EXCERPTED TEXT:
2. Serum alanine (ALT) or aspartate (AST) aminotransferase activities that are
above the upper limits of normal.
3. Evidence of steatohepatitis on liver biopsy done within the previous 12 months
with a NASH activity score of at least 4 (of a total possible score of 16)
including a score of at least 1 each for steatosis, hepatocellular injury and
parenchymal inflammation. Histological criteria of steatohepatitis include:
(1) macrovesicular steatosis, (2) acinar zone 3 hepatocellular injury
(ballooning degeneration), (3) parenchymal and (4) portal inflammation.
Additionally helpful, but not required, features include the presence of (5)
Mallory's hyaline and (6) pericellular and/or sinusoidal fibrosis that
predominantly involves zone 3.
4. Written informed consent.
1. Evidence of another form of liver disease.
1. Hepatitis B as defined as presence of hepatitis B surface antigen (HBsAg).
2. Hepatitis C as dxefined by presence of hepatitis C virus (HCV) RNA in serum.

EXTRACTED ENTRIES:
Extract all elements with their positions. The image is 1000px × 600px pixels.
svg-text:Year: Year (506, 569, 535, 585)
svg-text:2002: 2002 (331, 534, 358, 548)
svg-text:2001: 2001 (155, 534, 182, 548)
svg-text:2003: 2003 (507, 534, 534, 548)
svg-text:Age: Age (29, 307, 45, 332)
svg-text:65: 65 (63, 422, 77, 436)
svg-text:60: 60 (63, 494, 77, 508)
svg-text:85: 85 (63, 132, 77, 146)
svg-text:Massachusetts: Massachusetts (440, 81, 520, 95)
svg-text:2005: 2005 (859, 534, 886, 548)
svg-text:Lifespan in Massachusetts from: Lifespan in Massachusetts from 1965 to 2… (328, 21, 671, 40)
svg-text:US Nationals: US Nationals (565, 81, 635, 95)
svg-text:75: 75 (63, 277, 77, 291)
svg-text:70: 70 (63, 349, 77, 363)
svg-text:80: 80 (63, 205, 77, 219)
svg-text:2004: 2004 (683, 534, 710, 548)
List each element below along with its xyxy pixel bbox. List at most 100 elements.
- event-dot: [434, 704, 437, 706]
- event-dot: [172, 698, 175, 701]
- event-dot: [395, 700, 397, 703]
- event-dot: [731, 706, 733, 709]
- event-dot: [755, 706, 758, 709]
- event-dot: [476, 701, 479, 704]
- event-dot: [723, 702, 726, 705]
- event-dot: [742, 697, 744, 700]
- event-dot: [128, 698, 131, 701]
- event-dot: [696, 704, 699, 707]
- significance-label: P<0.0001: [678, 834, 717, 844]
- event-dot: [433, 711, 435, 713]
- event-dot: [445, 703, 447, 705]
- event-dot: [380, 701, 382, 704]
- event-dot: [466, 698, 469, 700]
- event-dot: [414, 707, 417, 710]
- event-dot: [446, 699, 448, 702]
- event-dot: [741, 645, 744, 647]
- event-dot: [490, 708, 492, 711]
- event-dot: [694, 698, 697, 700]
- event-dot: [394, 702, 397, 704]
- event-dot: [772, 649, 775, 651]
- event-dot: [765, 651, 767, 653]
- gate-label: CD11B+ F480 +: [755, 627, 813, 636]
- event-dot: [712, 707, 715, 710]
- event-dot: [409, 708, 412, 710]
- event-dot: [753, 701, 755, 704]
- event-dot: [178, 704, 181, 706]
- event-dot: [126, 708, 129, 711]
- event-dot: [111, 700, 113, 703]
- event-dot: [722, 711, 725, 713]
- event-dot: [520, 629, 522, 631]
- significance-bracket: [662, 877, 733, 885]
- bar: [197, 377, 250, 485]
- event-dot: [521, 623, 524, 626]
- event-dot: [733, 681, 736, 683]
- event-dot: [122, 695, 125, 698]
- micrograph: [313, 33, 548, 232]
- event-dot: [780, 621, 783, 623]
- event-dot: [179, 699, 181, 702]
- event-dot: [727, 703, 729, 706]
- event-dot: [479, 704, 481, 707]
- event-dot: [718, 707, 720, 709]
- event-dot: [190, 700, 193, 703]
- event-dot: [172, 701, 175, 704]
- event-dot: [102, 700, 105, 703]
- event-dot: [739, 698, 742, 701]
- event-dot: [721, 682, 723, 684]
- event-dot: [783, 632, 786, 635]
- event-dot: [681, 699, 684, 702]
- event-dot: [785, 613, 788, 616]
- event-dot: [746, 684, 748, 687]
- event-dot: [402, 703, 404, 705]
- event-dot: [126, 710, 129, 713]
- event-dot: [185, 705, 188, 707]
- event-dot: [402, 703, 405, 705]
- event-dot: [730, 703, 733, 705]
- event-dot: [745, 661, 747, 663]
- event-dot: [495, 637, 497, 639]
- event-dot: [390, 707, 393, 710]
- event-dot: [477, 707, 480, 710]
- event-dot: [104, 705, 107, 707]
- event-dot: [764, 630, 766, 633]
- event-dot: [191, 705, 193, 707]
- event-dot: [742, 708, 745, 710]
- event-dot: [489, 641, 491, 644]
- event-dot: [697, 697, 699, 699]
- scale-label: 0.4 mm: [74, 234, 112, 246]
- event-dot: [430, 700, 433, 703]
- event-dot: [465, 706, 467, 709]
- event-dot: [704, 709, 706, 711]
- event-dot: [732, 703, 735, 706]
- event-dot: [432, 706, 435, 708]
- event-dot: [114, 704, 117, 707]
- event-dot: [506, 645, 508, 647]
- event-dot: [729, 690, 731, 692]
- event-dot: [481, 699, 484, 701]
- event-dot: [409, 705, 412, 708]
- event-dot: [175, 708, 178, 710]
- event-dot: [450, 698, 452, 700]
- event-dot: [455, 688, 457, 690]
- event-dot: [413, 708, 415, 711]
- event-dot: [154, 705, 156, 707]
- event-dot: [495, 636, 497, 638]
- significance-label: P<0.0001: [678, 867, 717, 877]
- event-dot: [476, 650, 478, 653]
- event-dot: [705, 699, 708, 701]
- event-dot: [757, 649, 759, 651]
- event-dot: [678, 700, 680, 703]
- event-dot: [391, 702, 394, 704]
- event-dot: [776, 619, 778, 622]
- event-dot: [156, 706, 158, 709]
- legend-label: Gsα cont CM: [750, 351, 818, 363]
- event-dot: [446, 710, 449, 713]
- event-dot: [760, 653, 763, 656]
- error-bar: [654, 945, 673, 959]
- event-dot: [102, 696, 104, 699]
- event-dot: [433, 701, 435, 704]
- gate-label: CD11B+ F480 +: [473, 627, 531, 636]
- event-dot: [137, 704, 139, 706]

TASK BRIEF: Repeat the liver criteria text from "including a score" to "RNA in serum.", word for word. The entries are separate material and have no connection to the liver criteria text.

TASK RESULT:
including a score of at least 1 each for steatosis, hepatocellular injury and
parenchymal inflammation. Histological criteria of steatohepatitis include:
(1) macrovesicular steatosis, (2) acinar zone 3 hepatocellular injury
(ballooning degeneration), (3) parenchymal and (4) portal inflammation.
Additionally helpful, but not required, features include the presence of (5)
Mallory's hyaline and (6) pericellular and/or sinusoidal fibrosis that
predominantly involves zone 3.
4. Written informed consent.
1. Evidence of another form of liver disease.
1. Hepatitis B as defined as presence of hepatitis B surface antigen (HBsAg).
2. Hepatitis C as dxefined by presence of hepatitis C virus (HCV) RNA in serum.